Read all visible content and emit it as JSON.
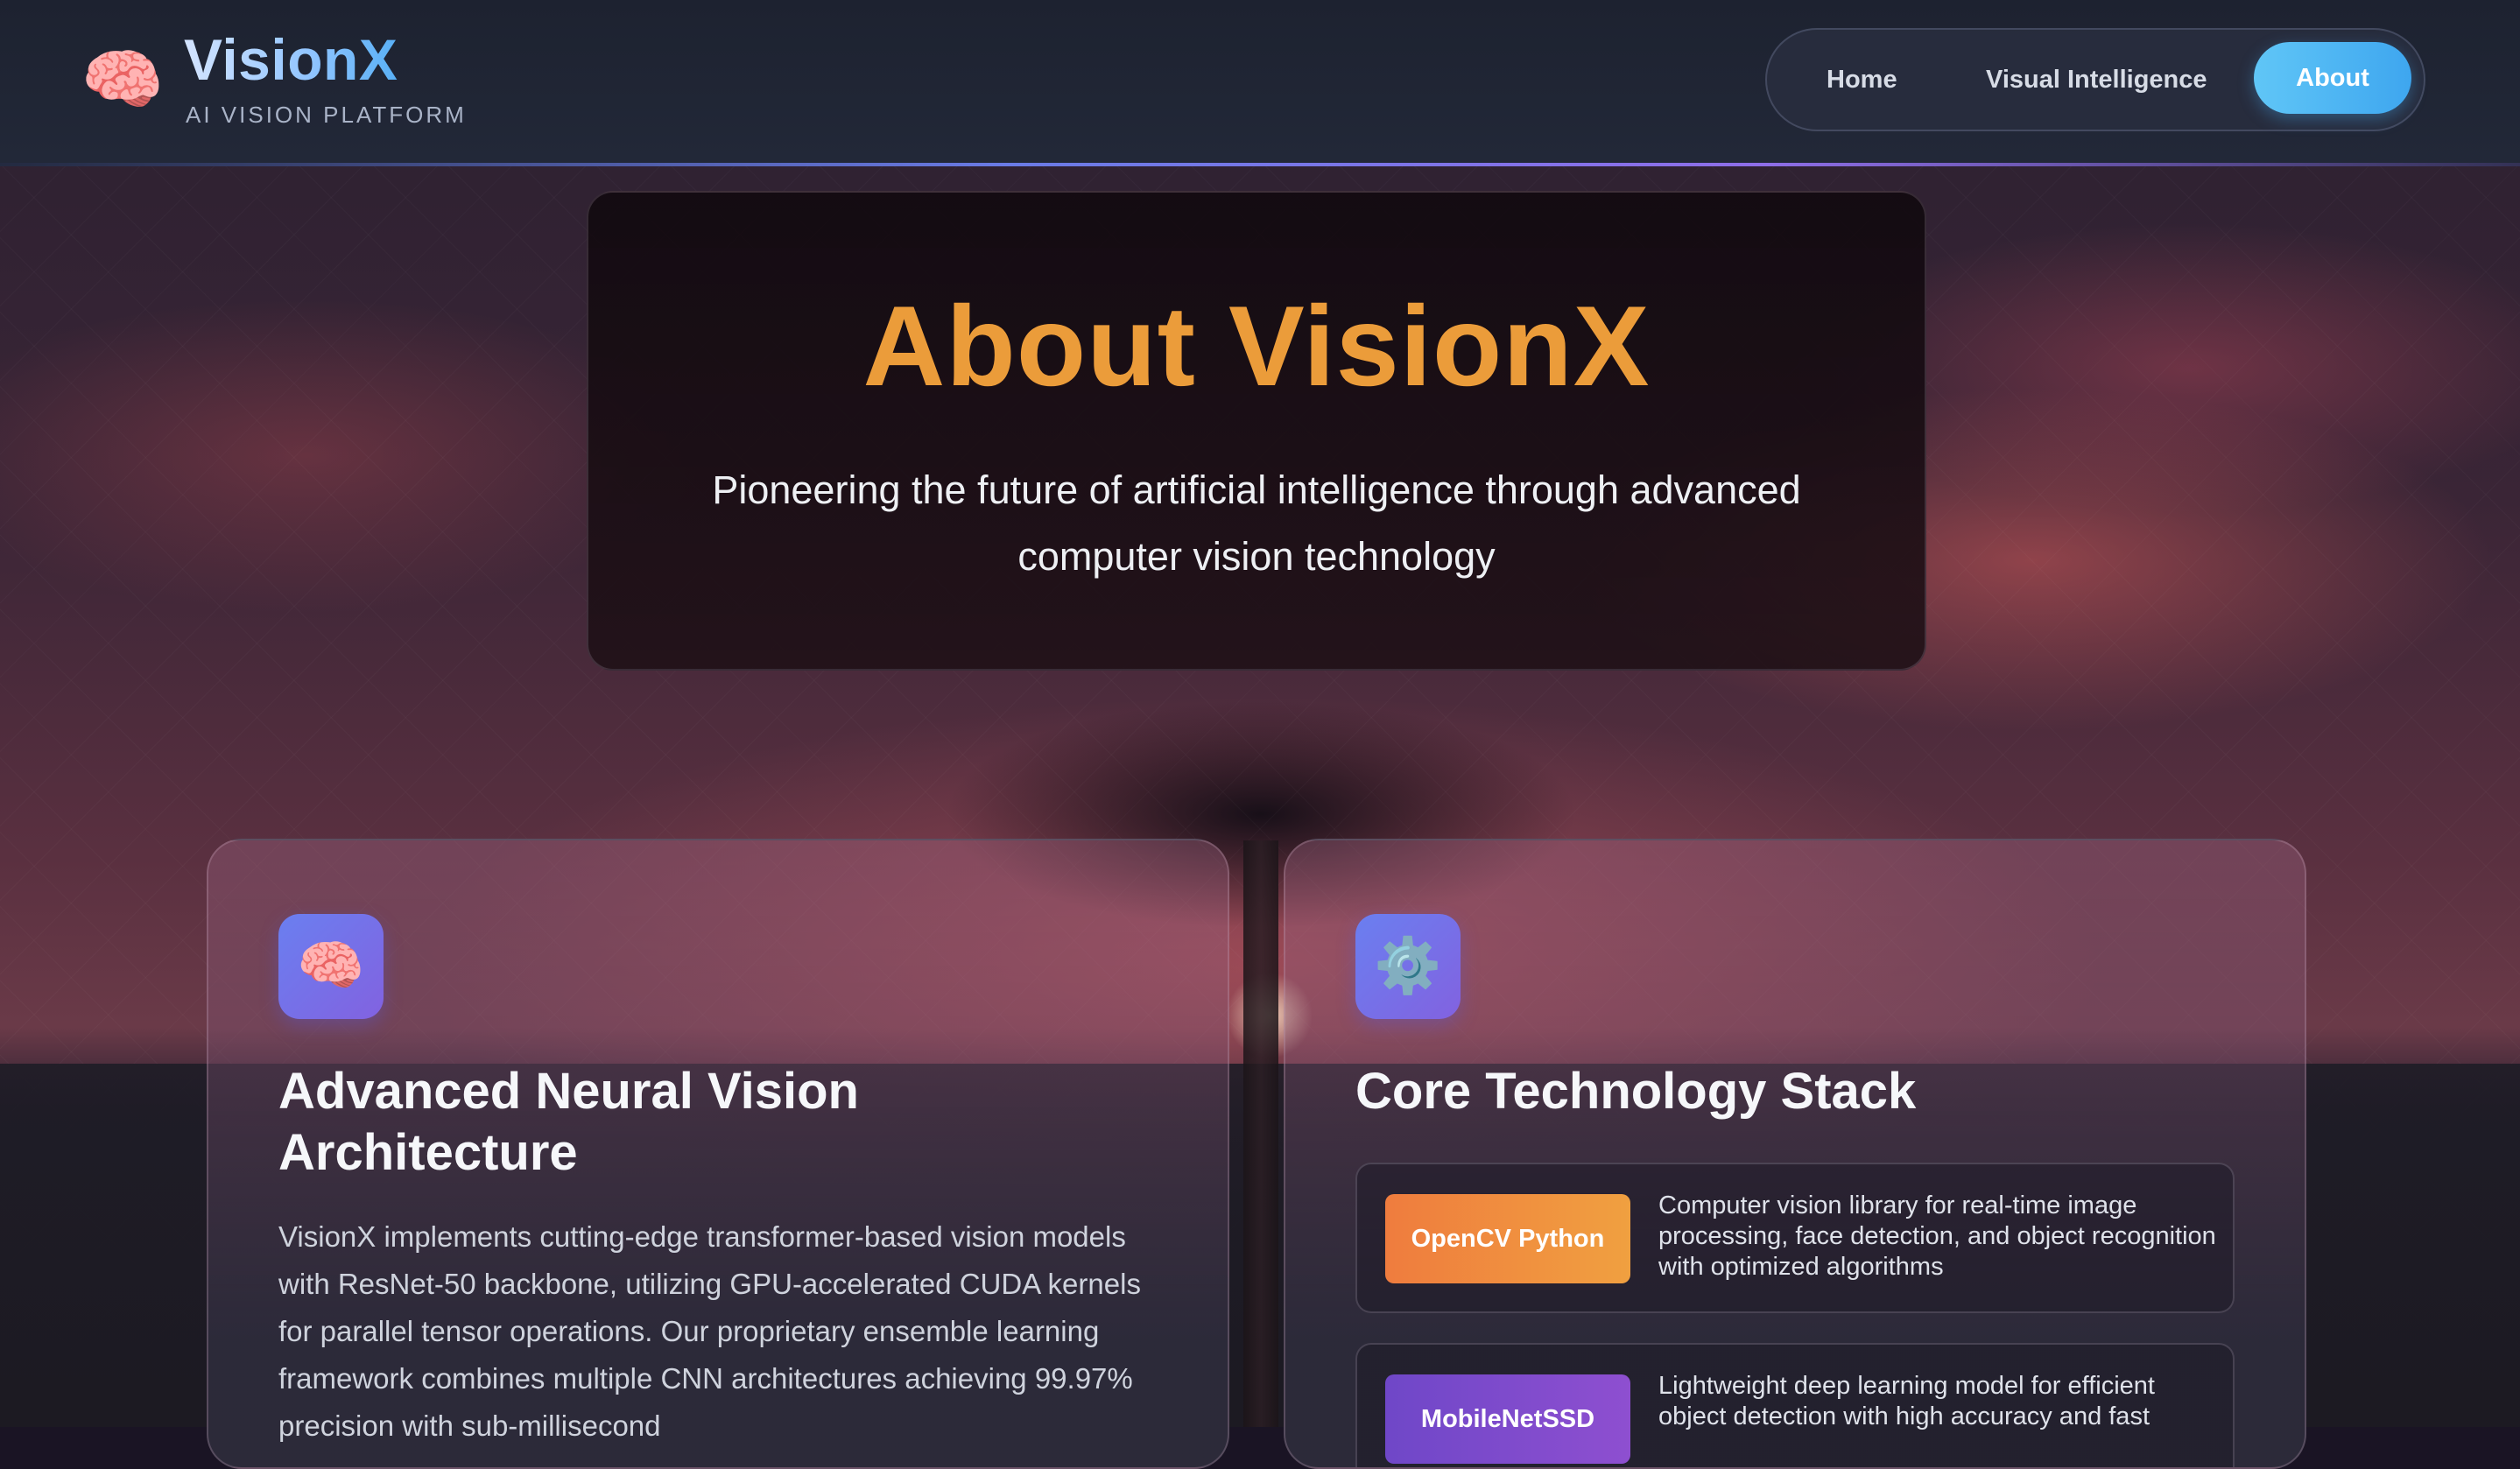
{
  "header": {
    "brand": "VisionX",
    "tagline": "AI VISION PLATFORM",
    "logo_icon": "brain-icon"
  },
  "nav": {
    "items": [
      {
        "label": "Home",
        "active": false
      },
      {
        "label": "Visual Intelligence",
        "active": false
      },
      {
        "label": "About",
        "active": true
      }
    ]
  },
  "hero": {
    "title": "About VisionX",
    "subtitle": "Pioneering the future of artificial intelligence through advanced computer vision technology"
  },
  "cards": [
    {
      "icon": "brain-icon",
      "title": "Advanced Neural Vision Architecture",
      "body": "VisionX implements cutting-edge transformer-based vision models with ResNet-50 backbone, utilizing GPU-accelerated CUDA kernels for parallel tensor operations. Our proprietary ensemble learning framework combines multiple CNN architectures achieving 99.97% precision with sub-millisecond"
    },
    {
      "icon": "gear-icon",
      "title": "Core Technology Stack",
      "stack": [
        {
          "badge": "OpenCV Python",
          "description": "Computer vision library for real-time image processing, face detection, and object recognition with optimized algorithms",
          "color": "#ef7c3e"
        },
        {
          "badge": "MobileNetSSD",
          "description": "Lightweight deep learning model for efficient object detection with high accuracy and fast",
          "color": "#6f47c8"
        }
      ]
    }
  ],
  "colors": {
    "accent_orange": "#eb9c3a",
    "nav_active": "#4fb6f2",
    "icon_tile": "#7070e8"
  }
}
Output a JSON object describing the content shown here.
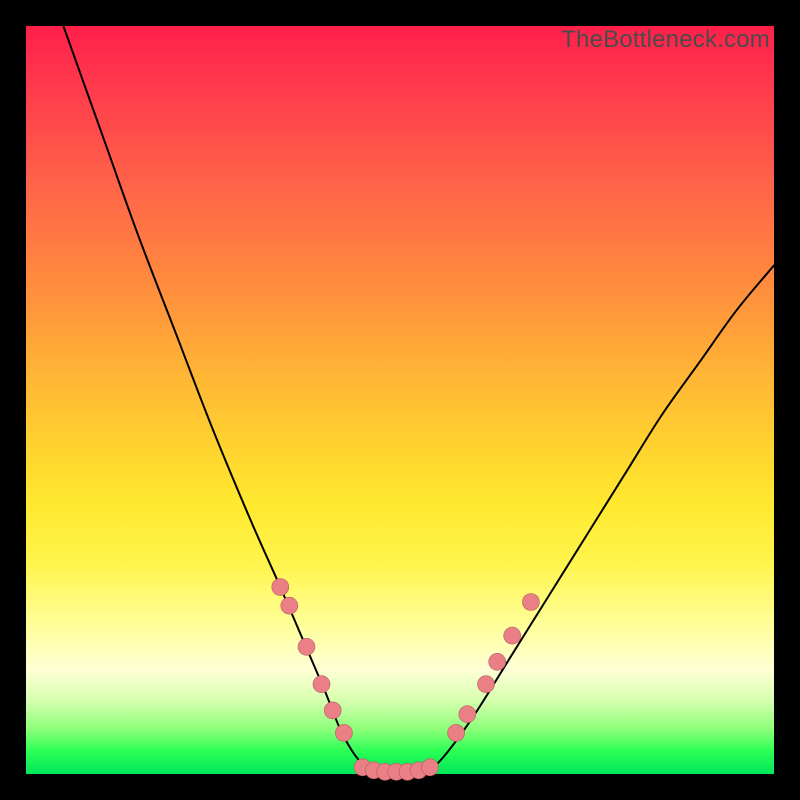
{
  "watermark": "TheBottleneck.com",
  "colors": {
    "frame": "#000000",
    "gradient_top": "#ff1f4a",
    "gradient_bottom": "#00e65a",
    "curve": "#000000",
    "dot_fill": "#ea7f86",
    "dot_stroke": "#b95a64"
  },
  "chart_data": {
    "type": "line",
    "title": "",
    "xlabel": "",
    "ylabel": "",
    "xlim": [
      0,
      100
    ],
    "ylim": [
      0,
      100
    ],
    "note": "V-shaped bottleneck curve; y≈0 is optimal (green), y≈100 is worst (red). x is a normalized hardware-balance axis.",
    "series": [
      {
        "name": "bottleneck-curve",
        "x": [
          5,
          10,
          15,
          20,
          25,
          30,
          34,
          37,
          40,
          42,
          44,
          46,
          48,
          50,
          52,
          54,
          56,
          60,
          65,
          70,
          75,
          80,
          85,
          90,
          95,
          100
        ],
        "y": [
          100,
          86,
          72,
          59,
          46,
          34,
          25,
          18,
          11,
          6,
          2.5,
          0.5,
          0,
          0,
          0,
          0.7,
          2.5,
          8,
          16,
          24,
          32,
          40,
          48,
          55,
          62,
          68
        ]
      }
    ],
    "markers": [
      {
        "name": "left-cluster",
        "x": 34.0,
        "y": 25.0
      },
      {
        "name": "left-cluster",
        "x": 35.2,
        "y": 22.5
      },
      {
        "name": "left-cluster",
        "x": 37.5,
        "y": 17.0
      },
      {
        "name": "left-cluster",
        "x": 39.5,
        "y": 12.0
      },
      {
        "name": "left-cluster",
        "x": 41.0,
        "y": 8.5
      },
      {
        "name": "left-cluster",
        "x": 42.5,
        "y": 5.5
      },
      {
        "name": "bottom-flat",
        "x": 45.0,
        "y": 0.9
      },
      {
        "name": "bottom-flat",
        "x": 46.5,
        "y": 0.5
      },
      {
        "name": "bottom-flat",
        "x": 48.0,
        "y": 0.3
      },
      {
        "name": "bottom-flat",
        "x": 49.5,
        "y": 0.3
      },
      {
        "name": "bottom-flat",
        "x": 51.0,
        "y": 0.3
      },
      {
        "name": "bottom-flat",
        "x": 52.5,
        "y": 0.5
      },
      {
        "name": "bottom-flat",
        "x": 54.0,
        "y": 0.9
      },
      {
        "name": "right-cluster",
        "x": 57.5,
        "y": 5.5
      },
      {
        "name": "right-cluster",
        "x": 59.0,
        "y": 8.0
      },
      {
        "name": "right-cluster",
        "x": 61.5,
        "y": 12.0
      },
      {
        "name": "right-cluster",
        "x": 63.0,
        "y": 15.0
      },
      {
        "name": "right-cluster",
        "x": 65.0,
        "y": 18.5
      },
      {
        "name": "right-cluster",
        "x": 67.5,
        "y": 23.0
      }
    ]
  }
}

..........

**WORK TO DO:**
Copy all the entries word for word. Omit any pictures.

**THE RESPONSE:**
Read all visible content and emit it as JSON.
{
  "header": {
    "brand": "VisionX",
    "tagline": "AI VISION PLATFORM",
    "logo_icon": "brain-icon"
  },
  "nav": {
    "items": [
      {
        "label": "Home",
        "active": false
      },
      {
        "label": "Visual Intelligence",
        "active": false
      },
      {
        "label": "About",
        "active": true
      }
    ]
  },
  "hero": {
    "title": "About VisionX",
    "subtitle": "Pioneering the future of artificial intelligence through advanced computer vision technology"
  },
  "cards": [
    {
      "icon": "brain-icon",
      "title": "Advanced Neural Vision Architecture",
      "body": "VisionX implements cutting-edge transformer-based vision models with ResNet-50 backbone, utilizing GPU-accelerated CUDA kernels for parallel tensor operations. Our proprietary ensemble learning framework combines multiple CNN architectures achieving 99.97% precision with sub-millisecond"
    },
    {
      "icon": "gear-icon",
      "title": "Core Technology Stack",
      "stack": [
        {
          "badge": "OpenCV Python",
          "description": "Computer vision library for real-time image processing, face detection, and object recognition with optimized algorithms",
          "color": "#ef7c3e"
        },
        {
          "badge": "MobileNetSSD",
          "description": "Lightweight deep learning model for efficient object detection with high accuracy and fast",
          "color": "#6f47c8"
        }
      ]
    }
  ],
  "colors": {
    "accent_orange": "#eb9c3a",
    "nav_active": "#4fb6f2",
    "icon_tile": "#7070e8"
  }
}
Output a JSON object describing the content shown here.
{
  "watermark": "TheBottleneck.com",
  "colors": {
    "frame": "#000000",
    "gradient_top": "#ff1f4a",
    "gradient_bottom": "#00e65a",
    "curve": "#000000",
    "dot_fill": "#ea7f86",
    "dot_stroke": "#b95a64"
  },
  "chart_data": {
    "type": "line",
    "title": "",
    "xlabel": "",
    "ylabel": "",
    "xlim": [
      0,
      100
    ],
    "ylim": [
      0,
      100
    ],
    "note": "V-shaped bottleneck curve; y≈0 is optimal (green), y≈100 is worst (red). x is a normalized hardware-balance axis.",
    "series": [
      {
        "name": "bottleneck-curve",
        "x": [
          5,
          10,
          15,
          20,
          25,
          30,
          34,
          37,
          40,
          42,
          44,
          46,
          48,
          50,
          52,
          54,
          56,
          60,
          65,
          70,
          75,
          80,
          85,
          90,
          95,
          100
        ],
        "y": [
          100,
          86,
          72,
          59,
          46,
          34,
          25,
          18,
          11,
          6,
          2.5,
          0.5,
          0,
          0,
          0,
          0.7,
          2.5,
          8,
          16,
          24,
          32,
          40,
          48,
          55,
          62,
          68
        ]
      }
    ],
    "markers": [
      {
        "name": "left-cluster",
        "x": 34.0,
        "y": 25.0
      },
      {
        "name": "left-cluster",
        "x": 35.2,
        "y": 22.5
      },
      {
        "name": "left-cluster",
        "x": 37.5,
        "y": 17.0
      },
      {
        "name": "left-cluster",
        "x": 39.5,
        "y": 12.0
      },
      {
        "name": "left-cluster",
        "x": 41.0,
        "y": 8.5
      },
      {
        "name": "left-cluster",
        "x": 42.5,
        "y": 5.5
      },
      {
        "name": "bottom-flat",
        "x": 45.0,
        "y": 0.9
      },
      {
        "name": "bottom-flat",
        "x": 46.5,
        "y": 0.5
      },
      {
        "name": "bottom-flat",
        "x": 48.0,
        "y": 0.3
      },
      {
        "name": "bottom-flat",
        "x": 49.5,
        "y": 0.3
      },
      {
        "name": "bottom-flat",
        "x": 51.0,
        "y": 0.3
      },
      {
        "name": "bottom-flat",
        "x": 52.5,
        "y": 0.5
      },
      {
        "name": "bottom-flat",
        "x": 54.0,
        "y": 0.9
      },
      {
        "name": "right-cluster",
        "x": 57.5,
        "y": 5.5
      },
      {
        "name": "right-cluster",
        "x": 59.0,
        "y": 8.0
      },
      {
        "name": "right-cluster",
        "x": 61.5,
        "y": 12.0
      },
      {
        "name": "right-cluster",
        "x": 63.0,
        "y": 15.0
      },
      {
        "name": "right-cluster",
        "x": 65.0,
        "y": 18.5
      },
      {
        "name": "right-cluster",
        "x": 67.5,
        "y": 23.0
      }
    ]
  }
}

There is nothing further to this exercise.